● INSTRUCTIONS FOR THE TASK
Among the lines below, how many carry the string "нуждающимися"? Reply with a number and nothing else.

Data records
—————

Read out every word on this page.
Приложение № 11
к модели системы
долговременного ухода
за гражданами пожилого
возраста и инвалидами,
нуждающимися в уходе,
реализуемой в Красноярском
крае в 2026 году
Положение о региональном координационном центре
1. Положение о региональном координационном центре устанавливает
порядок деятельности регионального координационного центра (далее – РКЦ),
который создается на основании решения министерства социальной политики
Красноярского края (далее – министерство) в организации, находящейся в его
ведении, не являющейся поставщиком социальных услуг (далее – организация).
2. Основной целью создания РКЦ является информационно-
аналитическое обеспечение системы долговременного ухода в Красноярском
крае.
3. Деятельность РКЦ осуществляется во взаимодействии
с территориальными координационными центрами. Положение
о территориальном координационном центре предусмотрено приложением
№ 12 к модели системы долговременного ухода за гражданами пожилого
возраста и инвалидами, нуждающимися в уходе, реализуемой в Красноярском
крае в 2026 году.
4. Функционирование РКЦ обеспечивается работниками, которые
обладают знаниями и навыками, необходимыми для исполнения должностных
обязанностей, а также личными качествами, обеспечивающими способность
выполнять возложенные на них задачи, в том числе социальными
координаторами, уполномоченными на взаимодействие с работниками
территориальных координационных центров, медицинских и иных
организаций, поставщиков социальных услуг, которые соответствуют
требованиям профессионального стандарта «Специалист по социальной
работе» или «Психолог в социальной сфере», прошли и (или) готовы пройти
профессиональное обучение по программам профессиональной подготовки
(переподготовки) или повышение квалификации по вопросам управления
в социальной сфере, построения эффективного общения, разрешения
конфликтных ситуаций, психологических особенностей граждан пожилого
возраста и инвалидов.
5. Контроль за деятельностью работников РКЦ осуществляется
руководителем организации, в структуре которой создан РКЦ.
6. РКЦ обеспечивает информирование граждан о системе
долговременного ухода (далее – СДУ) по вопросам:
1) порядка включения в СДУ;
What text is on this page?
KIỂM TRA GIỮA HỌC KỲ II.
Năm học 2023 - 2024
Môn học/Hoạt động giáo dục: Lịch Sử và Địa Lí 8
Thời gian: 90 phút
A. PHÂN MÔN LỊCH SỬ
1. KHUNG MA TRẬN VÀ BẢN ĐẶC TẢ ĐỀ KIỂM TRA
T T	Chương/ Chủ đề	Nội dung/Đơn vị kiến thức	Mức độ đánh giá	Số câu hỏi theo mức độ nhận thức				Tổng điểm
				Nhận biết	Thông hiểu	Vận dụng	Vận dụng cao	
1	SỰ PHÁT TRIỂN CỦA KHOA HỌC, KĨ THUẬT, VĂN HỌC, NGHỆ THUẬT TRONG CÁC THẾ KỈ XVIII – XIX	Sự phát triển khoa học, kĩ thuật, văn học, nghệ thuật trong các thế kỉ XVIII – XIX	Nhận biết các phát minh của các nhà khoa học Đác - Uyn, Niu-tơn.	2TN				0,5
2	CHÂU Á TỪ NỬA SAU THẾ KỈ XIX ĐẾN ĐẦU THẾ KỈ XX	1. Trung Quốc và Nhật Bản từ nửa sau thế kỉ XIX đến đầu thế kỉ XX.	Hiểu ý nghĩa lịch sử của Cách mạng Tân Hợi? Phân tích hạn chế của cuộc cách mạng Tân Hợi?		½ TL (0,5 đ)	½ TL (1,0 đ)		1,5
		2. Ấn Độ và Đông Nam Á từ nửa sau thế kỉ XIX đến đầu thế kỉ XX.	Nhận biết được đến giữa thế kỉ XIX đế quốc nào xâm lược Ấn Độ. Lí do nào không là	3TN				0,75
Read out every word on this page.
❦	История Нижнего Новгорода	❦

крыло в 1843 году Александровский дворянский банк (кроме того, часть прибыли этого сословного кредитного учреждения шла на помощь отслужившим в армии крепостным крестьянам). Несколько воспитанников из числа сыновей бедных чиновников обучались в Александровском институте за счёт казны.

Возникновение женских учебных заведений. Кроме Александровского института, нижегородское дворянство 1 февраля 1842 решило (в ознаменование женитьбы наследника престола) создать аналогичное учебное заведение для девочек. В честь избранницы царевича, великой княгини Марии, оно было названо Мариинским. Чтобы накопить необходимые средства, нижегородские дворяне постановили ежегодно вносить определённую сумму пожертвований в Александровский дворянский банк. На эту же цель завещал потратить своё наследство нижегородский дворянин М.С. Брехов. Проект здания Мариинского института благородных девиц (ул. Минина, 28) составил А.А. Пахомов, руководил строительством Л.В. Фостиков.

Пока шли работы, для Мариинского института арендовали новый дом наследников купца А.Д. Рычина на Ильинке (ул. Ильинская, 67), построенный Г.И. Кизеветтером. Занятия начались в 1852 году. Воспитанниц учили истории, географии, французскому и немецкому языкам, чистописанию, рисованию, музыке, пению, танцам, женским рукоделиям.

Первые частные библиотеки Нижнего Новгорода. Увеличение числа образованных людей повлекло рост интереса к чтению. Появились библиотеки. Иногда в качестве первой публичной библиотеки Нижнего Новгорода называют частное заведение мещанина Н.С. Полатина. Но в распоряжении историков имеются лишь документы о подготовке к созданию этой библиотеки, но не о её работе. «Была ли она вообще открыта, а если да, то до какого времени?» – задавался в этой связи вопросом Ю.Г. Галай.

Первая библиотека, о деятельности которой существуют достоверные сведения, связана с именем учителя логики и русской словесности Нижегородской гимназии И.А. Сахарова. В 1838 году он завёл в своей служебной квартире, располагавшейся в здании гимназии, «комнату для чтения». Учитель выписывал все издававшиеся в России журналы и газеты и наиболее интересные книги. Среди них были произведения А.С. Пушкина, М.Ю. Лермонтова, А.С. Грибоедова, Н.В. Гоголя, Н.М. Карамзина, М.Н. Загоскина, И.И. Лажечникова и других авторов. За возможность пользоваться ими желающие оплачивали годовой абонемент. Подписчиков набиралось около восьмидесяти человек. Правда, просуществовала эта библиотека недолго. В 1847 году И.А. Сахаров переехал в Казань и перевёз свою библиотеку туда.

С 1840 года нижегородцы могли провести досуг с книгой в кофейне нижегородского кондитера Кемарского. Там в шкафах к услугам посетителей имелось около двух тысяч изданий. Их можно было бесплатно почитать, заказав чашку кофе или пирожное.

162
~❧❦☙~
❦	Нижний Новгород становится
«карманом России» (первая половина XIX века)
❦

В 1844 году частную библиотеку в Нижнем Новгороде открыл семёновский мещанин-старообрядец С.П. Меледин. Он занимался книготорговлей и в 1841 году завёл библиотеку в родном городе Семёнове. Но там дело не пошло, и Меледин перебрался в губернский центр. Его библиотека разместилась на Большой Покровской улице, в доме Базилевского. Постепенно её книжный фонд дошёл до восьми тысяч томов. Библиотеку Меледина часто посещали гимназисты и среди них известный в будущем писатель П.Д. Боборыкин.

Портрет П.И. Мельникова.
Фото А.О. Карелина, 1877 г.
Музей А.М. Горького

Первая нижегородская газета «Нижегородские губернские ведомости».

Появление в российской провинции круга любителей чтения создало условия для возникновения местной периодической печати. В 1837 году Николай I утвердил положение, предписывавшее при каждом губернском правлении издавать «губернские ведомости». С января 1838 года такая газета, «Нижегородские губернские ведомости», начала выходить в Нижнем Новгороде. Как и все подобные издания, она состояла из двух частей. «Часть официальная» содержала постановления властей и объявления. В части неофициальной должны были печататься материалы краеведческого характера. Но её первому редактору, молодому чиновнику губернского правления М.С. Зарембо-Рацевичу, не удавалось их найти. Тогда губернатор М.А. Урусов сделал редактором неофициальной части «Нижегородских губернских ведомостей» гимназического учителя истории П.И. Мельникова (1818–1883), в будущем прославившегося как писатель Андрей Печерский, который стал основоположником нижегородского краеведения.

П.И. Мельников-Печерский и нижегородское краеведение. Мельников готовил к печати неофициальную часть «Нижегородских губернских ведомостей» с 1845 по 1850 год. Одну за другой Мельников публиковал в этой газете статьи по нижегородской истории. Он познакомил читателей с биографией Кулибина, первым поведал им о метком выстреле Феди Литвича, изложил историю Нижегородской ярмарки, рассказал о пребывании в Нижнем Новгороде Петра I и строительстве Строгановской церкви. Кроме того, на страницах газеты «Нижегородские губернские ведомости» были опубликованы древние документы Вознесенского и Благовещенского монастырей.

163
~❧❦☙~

—————

● EXPECTED OUTPUT
2